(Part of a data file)
###

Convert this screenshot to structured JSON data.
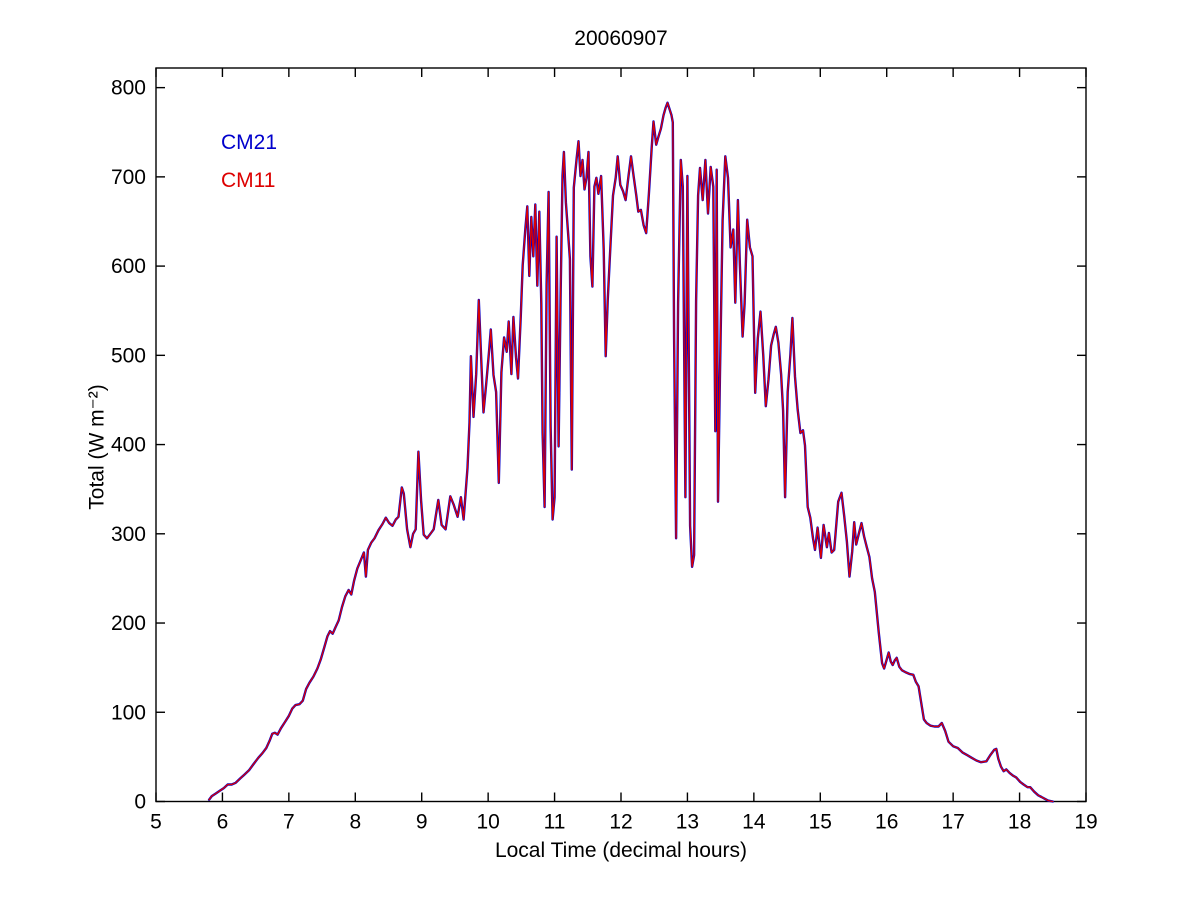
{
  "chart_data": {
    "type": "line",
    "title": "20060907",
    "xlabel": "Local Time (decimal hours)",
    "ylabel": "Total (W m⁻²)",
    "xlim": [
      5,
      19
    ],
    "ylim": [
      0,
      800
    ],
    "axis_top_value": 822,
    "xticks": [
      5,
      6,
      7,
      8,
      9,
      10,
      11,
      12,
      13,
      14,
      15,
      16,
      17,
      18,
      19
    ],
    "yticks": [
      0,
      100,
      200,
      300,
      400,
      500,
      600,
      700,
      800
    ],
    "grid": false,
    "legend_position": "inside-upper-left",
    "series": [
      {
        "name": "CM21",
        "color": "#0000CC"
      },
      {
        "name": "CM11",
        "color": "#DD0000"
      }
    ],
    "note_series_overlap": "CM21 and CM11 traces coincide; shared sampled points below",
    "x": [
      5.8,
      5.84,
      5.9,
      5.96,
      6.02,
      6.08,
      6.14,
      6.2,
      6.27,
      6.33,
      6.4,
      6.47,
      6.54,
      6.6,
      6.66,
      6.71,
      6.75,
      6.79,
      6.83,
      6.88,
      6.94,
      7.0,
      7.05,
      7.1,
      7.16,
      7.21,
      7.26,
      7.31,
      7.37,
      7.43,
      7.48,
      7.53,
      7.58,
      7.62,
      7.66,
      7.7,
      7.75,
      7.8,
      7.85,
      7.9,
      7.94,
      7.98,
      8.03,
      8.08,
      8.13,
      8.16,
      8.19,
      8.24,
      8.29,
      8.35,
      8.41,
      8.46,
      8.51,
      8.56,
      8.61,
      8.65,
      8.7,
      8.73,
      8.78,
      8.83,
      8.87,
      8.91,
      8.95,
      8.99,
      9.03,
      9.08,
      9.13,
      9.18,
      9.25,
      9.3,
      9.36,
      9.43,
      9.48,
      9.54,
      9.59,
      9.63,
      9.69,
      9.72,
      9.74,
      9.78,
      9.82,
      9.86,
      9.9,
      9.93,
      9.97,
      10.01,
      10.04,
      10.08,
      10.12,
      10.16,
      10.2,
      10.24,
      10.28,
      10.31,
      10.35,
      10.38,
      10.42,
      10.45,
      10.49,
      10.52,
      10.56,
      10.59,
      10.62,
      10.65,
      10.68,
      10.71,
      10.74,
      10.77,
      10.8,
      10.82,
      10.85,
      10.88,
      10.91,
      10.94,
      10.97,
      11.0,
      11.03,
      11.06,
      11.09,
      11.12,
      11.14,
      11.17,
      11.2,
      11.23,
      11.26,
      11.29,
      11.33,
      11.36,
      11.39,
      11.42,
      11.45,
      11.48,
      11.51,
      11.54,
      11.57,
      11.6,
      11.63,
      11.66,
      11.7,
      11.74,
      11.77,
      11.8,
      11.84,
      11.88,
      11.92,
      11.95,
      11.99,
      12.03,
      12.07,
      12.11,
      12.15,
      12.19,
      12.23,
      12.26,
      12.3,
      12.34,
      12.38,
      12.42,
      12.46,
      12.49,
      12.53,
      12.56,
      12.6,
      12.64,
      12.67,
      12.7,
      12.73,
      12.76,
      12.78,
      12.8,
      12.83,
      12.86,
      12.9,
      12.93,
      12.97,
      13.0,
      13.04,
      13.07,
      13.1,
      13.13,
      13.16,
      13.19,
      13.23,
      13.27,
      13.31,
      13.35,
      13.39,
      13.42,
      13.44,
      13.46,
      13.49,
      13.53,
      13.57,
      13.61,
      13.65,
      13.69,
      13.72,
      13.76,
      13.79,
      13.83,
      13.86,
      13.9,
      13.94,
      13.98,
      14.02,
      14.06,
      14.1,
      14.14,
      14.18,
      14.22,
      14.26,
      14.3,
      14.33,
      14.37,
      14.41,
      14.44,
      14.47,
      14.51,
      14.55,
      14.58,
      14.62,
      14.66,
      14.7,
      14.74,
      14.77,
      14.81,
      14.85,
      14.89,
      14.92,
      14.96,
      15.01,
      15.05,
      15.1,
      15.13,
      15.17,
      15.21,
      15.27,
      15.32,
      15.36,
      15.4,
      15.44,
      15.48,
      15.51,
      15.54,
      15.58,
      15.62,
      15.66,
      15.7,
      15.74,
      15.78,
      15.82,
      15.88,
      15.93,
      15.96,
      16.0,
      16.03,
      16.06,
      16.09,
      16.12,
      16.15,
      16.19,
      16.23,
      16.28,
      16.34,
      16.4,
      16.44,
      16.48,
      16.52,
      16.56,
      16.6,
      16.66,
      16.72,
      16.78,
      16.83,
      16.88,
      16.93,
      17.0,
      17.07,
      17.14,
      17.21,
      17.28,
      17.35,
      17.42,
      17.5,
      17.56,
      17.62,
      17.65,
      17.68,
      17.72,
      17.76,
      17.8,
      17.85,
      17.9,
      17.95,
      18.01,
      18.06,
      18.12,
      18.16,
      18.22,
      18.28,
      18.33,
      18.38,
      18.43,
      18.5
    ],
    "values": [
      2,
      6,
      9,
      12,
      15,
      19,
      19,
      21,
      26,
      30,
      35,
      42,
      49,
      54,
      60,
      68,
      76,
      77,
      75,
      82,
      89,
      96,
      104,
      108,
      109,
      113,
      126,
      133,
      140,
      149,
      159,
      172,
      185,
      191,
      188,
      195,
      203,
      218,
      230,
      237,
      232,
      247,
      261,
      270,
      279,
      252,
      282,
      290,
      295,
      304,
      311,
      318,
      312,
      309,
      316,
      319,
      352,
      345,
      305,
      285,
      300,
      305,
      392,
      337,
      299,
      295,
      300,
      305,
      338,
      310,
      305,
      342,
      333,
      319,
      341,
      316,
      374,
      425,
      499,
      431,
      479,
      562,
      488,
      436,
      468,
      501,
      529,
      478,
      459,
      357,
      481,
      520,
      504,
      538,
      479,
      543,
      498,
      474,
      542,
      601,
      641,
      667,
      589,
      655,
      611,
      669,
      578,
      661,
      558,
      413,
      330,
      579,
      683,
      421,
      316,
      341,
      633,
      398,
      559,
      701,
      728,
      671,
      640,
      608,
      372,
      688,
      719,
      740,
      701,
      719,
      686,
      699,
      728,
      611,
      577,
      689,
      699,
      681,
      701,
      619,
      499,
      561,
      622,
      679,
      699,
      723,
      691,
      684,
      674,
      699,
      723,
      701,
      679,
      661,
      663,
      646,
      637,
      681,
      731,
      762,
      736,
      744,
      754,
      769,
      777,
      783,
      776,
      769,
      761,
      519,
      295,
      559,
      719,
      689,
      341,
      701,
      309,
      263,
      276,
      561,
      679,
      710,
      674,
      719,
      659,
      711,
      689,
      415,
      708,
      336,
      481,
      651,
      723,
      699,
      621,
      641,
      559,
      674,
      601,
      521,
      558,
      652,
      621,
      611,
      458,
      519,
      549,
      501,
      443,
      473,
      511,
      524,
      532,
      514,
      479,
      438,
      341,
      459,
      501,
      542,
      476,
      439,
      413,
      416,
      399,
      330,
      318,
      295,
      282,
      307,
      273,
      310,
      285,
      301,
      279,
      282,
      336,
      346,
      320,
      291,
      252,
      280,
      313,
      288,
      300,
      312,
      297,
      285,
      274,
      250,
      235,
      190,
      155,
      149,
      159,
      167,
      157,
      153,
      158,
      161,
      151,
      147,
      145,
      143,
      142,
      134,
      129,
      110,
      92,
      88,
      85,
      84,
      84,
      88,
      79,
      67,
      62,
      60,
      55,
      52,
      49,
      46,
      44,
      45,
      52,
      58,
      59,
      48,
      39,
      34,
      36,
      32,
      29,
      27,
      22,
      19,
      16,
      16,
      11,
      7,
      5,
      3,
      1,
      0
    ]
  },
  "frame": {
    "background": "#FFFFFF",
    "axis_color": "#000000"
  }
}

###

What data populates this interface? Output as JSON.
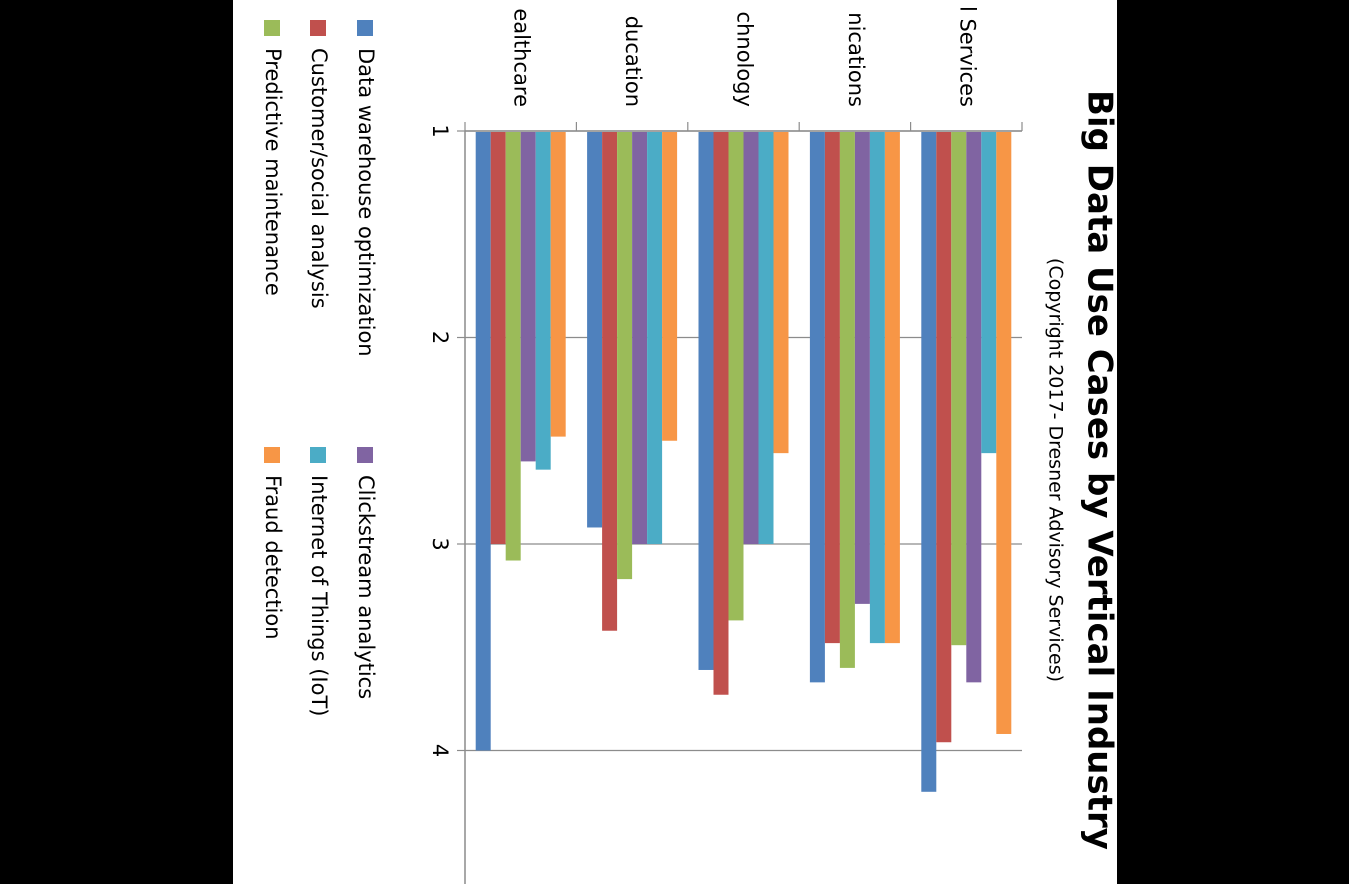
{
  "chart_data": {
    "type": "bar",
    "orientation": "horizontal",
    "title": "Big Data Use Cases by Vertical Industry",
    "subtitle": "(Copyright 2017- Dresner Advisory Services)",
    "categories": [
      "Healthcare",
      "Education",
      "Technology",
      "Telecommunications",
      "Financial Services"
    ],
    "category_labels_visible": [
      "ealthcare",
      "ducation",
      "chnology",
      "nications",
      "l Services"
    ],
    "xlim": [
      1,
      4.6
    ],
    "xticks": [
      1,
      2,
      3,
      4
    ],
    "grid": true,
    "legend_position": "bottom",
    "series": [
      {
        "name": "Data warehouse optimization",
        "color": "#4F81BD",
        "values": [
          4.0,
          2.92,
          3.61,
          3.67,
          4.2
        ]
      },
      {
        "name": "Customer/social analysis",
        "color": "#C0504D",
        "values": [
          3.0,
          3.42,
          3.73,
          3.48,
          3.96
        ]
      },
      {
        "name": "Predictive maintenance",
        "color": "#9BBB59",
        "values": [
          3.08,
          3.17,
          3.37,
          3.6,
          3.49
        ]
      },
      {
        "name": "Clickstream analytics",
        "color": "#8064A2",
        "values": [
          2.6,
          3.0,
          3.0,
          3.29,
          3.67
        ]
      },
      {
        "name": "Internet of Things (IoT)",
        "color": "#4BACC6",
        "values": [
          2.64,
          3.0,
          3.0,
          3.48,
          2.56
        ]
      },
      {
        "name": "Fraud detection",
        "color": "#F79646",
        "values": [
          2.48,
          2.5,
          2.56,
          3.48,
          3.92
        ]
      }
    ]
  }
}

###

■ **Exercise prompt**:
Show every line in the entries where the string "Services" occurs.

■ **Result**:
    "subtitle": "(Copyright 2017- Dresner Advisory Services)",
      "Financial Services"
      "l Services"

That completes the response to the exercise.